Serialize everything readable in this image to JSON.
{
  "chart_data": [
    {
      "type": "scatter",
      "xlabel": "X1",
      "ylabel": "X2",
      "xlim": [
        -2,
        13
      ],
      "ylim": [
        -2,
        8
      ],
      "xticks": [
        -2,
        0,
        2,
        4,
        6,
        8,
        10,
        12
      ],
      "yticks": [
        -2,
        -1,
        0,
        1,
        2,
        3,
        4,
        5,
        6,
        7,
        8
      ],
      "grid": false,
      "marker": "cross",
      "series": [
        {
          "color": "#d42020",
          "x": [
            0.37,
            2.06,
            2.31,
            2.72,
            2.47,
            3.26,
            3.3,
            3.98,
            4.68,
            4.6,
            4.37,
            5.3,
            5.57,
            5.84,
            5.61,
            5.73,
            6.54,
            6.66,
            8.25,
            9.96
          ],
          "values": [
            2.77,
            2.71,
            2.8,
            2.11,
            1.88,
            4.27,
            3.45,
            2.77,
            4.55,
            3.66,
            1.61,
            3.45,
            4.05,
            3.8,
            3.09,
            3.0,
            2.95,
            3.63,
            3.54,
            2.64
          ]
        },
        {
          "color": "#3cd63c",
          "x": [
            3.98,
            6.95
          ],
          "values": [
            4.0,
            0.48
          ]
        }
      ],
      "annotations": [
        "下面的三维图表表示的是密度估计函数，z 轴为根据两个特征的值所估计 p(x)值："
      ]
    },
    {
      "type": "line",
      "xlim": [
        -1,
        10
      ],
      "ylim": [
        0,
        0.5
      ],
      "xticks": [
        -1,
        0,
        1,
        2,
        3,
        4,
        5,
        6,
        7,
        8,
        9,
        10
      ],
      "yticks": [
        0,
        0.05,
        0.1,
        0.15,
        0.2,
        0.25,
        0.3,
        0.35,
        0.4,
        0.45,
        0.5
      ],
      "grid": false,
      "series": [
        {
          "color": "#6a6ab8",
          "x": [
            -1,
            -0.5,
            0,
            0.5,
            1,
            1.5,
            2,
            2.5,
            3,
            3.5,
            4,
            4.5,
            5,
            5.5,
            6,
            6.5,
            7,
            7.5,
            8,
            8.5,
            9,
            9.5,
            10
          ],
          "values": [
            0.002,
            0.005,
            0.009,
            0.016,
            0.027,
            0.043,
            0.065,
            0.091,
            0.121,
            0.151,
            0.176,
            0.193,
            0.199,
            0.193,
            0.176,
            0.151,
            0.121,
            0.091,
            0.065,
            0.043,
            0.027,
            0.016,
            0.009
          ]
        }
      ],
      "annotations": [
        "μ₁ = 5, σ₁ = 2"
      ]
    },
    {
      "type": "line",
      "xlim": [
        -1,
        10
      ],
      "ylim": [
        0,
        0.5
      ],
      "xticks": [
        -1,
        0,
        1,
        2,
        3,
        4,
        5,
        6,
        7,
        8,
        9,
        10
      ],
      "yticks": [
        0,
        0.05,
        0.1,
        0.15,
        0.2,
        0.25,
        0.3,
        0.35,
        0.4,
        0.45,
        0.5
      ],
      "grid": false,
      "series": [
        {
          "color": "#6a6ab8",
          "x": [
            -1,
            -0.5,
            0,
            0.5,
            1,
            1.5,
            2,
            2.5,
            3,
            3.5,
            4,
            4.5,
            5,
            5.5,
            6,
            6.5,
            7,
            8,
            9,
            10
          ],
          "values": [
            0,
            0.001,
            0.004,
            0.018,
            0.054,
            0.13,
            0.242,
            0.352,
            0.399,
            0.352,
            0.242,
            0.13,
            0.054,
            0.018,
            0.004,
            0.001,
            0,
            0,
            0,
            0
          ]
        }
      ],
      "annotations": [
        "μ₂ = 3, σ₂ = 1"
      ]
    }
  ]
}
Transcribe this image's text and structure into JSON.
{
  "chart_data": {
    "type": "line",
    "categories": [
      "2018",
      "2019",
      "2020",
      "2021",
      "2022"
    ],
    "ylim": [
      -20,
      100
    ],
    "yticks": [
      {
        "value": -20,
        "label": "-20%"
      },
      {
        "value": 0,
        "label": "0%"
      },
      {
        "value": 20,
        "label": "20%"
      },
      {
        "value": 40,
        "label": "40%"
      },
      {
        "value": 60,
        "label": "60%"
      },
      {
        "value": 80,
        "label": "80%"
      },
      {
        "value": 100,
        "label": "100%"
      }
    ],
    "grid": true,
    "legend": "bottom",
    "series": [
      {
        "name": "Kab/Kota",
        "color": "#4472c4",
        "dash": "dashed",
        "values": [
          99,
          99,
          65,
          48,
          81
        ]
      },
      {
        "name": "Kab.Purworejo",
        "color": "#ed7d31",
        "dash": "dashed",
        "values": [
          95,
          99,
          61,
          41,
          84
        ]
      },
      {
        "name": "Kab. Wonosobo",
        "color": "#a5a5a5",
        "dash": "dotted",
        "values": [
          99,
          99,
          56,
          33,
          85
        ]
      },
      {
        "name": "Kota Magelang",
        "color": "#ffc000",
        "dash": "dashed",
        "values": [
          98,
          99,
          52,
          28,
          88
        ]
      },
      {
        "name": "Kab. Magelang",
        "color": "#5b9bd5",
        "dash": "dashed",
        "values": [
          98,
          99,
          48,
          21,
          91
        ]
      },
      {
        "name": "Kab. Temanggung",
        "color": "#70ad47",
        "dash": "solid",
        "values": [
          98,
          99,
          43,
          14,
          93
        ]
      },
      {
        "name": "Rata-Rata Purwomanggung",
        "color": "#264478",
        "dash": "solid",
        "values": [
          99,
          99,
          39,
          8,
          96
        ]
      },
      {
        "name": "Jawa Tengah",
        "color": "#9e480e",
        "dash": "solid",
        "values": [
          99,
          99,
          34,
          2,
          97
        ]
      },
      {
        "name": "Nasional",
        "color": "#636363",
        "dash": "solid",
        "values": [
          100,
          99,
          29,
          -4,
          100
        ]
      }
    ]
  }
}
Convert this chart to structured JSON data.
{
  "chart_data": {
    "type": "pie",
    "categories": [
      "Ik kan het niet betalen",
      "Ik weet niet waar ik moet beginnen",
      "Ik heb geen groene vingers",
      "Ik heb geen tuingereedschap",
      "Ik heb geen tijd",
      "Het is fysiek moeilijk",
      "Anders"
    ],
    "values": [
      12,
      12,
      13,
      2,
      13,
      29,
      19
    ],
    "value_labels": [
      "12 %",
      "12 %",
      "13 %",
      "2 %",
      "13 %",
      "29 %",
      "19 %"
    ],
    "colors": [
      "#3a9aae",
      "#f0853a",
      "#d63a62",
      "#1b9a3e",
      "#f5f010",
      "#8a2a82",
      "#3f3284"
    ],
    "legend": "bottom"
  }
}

****

*Exercise instructions*. Find every line holding the word "this"; give their count and nothing else.

*Solved problem*. 3